* Task statement:
Reproduce the entire listing word for word.

* Provided entries:
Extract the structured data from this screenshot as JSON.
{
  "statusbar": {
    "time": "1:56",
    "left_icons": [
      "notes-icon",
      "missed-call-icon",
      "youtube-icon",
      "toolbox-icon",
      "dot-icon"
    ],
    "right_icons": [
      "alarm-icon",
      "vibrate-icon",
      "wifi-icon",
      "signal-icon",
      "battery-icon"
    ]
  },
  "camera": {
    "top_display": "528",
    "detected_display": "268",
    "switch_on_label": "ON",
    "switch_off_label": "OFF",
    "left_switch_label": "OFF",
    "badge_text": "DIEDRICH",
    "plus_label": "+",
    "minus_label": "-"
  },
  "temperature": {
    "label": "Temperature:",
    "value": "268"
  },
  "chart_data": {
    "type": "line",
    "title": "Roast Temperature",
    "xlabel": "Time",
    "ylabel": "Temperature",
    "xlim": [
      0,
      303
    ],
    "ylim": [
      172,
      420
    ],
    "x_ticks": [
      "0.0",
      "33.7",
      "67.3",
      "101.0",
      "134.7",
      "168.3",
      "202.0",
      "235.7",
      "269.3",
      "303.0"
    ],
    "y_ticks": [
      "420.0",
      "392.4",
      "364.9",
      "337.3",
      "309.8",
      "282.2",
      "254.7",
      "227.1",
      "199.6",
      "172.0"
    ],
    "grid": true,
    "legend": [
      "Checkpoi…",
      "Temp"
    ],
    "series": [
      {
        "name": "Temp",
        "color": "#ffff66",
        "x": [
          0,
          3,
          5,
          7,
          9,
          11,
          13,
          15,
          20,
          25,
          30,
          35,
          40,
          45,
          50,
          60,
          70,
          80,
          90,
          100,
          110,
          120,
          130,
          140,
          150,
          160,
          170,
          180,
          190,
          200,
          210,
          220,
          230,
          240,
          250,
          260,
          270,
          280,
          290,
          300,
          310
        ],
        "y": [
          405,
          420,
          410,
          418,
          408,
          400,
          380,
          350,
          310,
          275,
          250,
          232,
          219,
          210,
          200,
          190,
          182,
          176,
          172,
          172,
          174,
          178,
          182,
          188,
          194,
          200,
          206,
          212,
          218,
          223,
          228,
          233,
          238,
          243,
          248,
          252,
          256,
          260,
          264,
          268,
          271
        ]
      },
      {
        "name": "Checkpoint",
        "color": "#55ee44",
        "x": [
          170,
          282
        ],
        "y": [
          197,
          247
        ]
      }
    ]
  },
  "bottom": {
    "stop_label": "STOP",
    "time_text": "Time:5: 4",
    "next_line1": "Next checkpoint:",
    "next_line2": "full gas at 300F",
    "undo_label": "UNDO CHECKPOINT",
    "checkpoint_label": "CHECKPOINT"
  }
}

* Written response:
Extract the structured data from this screenshot as JSON.
{
  "statusbar": {
    "time": "1:56",
    "left_icons": [
      "notes-icon",
      "missed-call-icon",
      "youtube-icon",
      "toolbox-icon",
      "dot-icon"
    ],
    "right_icons": [
      "alarm-icon",
      "vibrate-icon",
      "wifi-icon",
      "signal-icon",
      "battery-icon"
    ]
  },
  "camera": {
    "top_display": "528",
    "detected_display": "268",
    "switch_on_label": "ON",
    "switch_off_label": "OFF",
    "left_switch_label": "OFF",
    "badge_text": "DIEDRICH",
    "plus_label": "+",
    "minus_label": "-"
  },
  "temperature": {
    "label": "Temperature:",
    "value": "268"
  },
  "chart_data": {
    "type": "line",
    "title": "Roast Temperature",
    "xlabel": "Time",
    "ylabel": "Temperature",
    "xlim": [
      0,
      303
    ],
    "ylim": [
      172,
      420
    ],
    "x_ticks": [
      "0.0",
      "33.7",
      "67.3",
      "101.0",
      "134.7",
      "168.3",
      "202.0",
      "235.7",
      "269.3",
      "303.0"
    ],
    "y_ticks": [
      "420.0",
      "392.4",
      "364.9",
      "337.3",
      "309.8",
      "282.2",
      "254.7",
      "227.1",
      "199.6",
      "172.0"
    ],
    "grid": true,
    "legend": [
      "Checkpoi…",
      "Temp"
    ],
    "series": [
      {
        "name": "Temp",
        "color": "#ffff66",
        "x": [
          0,
          3,
          5,
          7,
          9,
          11,
          13,
          15,
          20,
          25,
          30,
          35,
          40,
          45,
          50,
          60,
          70,
          80,
          90,
          100,
          110,
          120,
          130,
          140,
          150,
          160,
          170,
          180,
          190,
          200,
          210,
          220,
          230,
          240,
          250,
          260,
          270,
          280,
          290,
          300,
          310
        ],
        "y": [
          405,
          420,
          410,
          418,
          408,
          400,
          380,
          350,
          310,
          275,
          250,
          232,
          219,
          210,
          200,
          190,
          182,
          176,
          172,
          172,
          174,
          178,
          182,
          188,
          194,
          200,
          206,
          212,
          218,
          223,
          228,
          233,
          238,
          243,
          248,
          252,
          256,
          260,
          264,
          268,
          271
        ]
      },
      {
        "name": "Checkpoint",
        "color": "#55ee44",
        "x": [
          170,
          282
        ],
        "y": [
          197,
          247
        ]
      }
    ]
  },
  "bottom": {
    "stop_label": "STOP",
    "time_text": "Time:5: 4",
    "next_line1": "Next checkpoint:",
    "next_line2": "full gas at 300F",
    "undo_label": "UNDO CHECKPOINT",
    "checkpoint_label": "CHECKPOINT"
  }
}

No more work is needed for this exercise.